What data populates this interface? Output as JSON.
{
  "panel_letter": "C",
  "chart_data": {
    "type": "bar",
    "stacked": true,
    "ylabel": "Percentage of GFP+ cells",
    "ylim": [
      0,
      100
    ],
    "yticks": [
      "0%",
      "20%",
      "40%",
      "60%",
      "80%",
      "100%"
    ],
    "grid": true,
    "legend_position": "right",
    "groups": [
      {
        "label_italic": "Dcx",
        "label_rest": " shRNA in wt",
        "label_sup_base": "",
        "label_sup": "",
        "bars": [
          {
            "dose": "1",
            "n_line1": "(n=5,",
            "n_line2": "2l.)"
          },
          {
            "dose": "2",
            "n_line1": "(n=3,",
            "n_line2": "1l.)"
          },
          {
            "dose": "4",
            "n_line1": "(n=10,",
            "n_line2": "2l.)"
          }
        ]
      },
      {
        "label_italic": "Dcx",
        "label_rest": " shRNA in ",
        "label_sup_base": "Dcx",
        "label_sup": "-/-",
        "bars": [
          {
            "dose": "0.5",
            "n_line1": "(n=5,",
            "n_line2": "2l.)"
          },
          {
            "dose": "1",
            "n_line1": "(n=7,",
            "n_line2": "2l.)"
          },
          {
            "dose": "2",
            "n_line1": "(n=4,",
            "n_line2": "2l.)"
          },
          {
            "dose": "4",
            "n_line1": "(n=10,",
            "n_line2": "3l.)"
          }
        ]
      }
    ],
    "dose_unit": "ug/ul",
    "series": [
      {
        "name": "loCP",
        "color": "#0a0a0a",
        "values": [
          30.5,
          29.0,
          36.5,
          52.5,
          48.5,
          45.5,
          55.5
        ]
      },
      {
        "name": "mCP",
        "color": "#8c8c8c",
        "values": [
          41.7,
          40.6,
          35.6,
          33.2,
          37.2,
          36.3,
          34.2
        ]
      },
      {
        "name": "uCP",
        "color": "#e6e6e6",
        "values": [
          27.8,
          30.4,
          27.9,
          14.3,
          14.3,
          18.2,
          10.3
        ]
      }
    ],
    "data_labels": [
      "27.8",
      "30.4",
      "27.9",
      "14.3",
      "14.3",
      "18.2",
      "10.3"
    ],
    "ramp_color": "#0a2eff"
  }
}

================================

__Task item__
Set down the entire listing above again, word for word.

__Your solution__
What data populates this interface? Output as JSON.
{
  "panel_letter": "C",
  "chart_data": {
    "type": "bar",
    "stacked": true,
    "ylabel": "Percentage of GFP+ cells",
    "ylim": [
      0,
      100
    ],
    "yticks": [
      "0%",
      "20%",
      "40%",
      "60%",
      "80%",
      "100%"
    ],
    "grid": true,
    "legend_position": "right",
    "groups": [
      {
        "label_italic": "Dcx",
        "label_rest": " shRNA in wt",
        "label_sup_base": "",
        "label_sup": "",
        "bars": [
          {
            "dose": "1",
            "n_line1": "(n=5,",
            "n_line2": "2l.)"
          },
          {
            "dose": "2",
            "n_line1": "(n=3,",
            "n_line2": "1l.)"
          },
          {
            "dose": "4",
            "n_line1": "(n=10,",
            "n_line2": "2l.)"
          }
        ]
      },
      {
        "label_italic": "Dcx",
        "label_rest": " shRNA in ",
        "label_sup_base": "Dcx",
        "label_sup": "-/-",
        "bars": [
          {
            "dose": "0.5",
            "n_line1": "(n=5,",
            "n_line2": "2l.)"
          },
          {
            "dose": "1",
            "n_line1": "(n=7,",
            "n_line2": "2l.)"
          },
          {
            "dose": "2",
            "n_line1": "(n=4,",
            "n_line2": "2l.)"
          },
          {
            "dose": "4",
            "n_line1": "(n=10,",
            "n_line2": "3l.)"
          }
        ]
      }
    ],
    "dose_unit": "ug/ul",
    "series": [
      {
        "name": "loCP",
        "color": "#0a0a0a",
        "values": [
          30.5,
          29.0,
          36.5,
          52.5,
          48.5,
          45.5,
          55.5
        ]
      },
      {
        "name": "mCP",
        "color": "#8c8c8c",
        "values": [
          41.7,
          40.6,
          35.6,
          33.2,
          37.2,
          36.3,
          34.2
        ]
      },
      {
        "name": "uCP",
        "color": "#e6e6e6",
        "values": [
          27.8,
          30.4,
          27.9,
          14.3,
          14.3,
          18.2,
          10.3
        ]
      }
    ],
    "data_labels": [
      "27.8",
      "30.4",
      "27.9",
      "14.3",
      "14.3",
      "18.2",
      "10.3"
    ],
    "ramp_color": "#0a2eff"
  }
}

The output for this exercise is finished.